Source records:

▼

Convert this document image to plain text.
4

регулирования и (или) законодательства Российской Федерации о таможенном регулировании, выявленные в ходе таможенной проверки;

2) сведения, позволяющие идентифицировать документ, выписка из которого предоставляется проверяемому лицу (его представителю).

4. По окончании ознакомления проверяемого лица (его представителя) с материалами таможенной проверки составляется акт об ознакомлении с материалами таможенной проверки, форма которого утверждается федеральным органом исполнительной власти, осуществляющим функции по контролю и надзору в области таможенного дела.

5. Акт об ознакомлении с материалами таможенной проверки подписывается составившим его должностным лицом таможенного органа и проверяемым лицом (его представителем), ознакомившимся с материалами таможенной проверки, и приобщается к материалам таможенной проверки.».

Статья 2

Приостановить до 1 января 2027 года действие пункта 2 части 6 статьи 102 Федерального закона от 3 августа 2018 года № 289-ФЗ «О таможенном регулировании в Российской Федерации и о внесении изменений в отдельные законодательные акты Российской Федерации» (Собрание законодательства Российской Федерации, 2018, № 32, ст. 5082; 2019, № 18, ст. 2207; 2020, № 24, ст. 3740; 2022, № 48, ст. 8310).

▲

EXERCISE REQUIREMENTS:
Copy each record from above exactly, and include every line.

THE SOLUTION:
Convert this document image to plain text.
4

регулирования и (или) законодательства Российской Федерации о таможенном регулировании, выявленные в ходе таможенной проверки;

2) сведения, позволяющие идентифицировать документ, выписка из которого предоставляется проверяемому лицу (его представителю).

4. По окончании ознакомления проверяемого лица (его представителя) с материалами таможенной проверки составляется акт об ознакомлении с материалами таможенной проверки, форма которого утверждается федеральным органом исполнительной власти, осуществляющим функции по контролю и надзору в области таможенного дела.

5. Акт об ознакомлении с материалами таможенной проверки подписывается составившим его должностным лицом таможенного органа и проверяемым лицом (его представителем), ознакомившимся с материалами таможенной проверки, и приобщается к материалам таможенной проверки.».

Статья 2

Приостановить до 1 января 2027 года действие пункта 2 части 6 статьи 102 Федерального закона от 3 августа 2018 года № 289-ФЗ «О таможенном регулировании в Российской Федерации и о внесении изменений в отдельные законодательные акты Российской Федерации» (Собрание законодательства Российской Федерации, 2018, № 32, ст. 5082; 2019, № 18, ст. 2207; 2020, № 24, ст. 3740; 2022, № 48, ст. 8310).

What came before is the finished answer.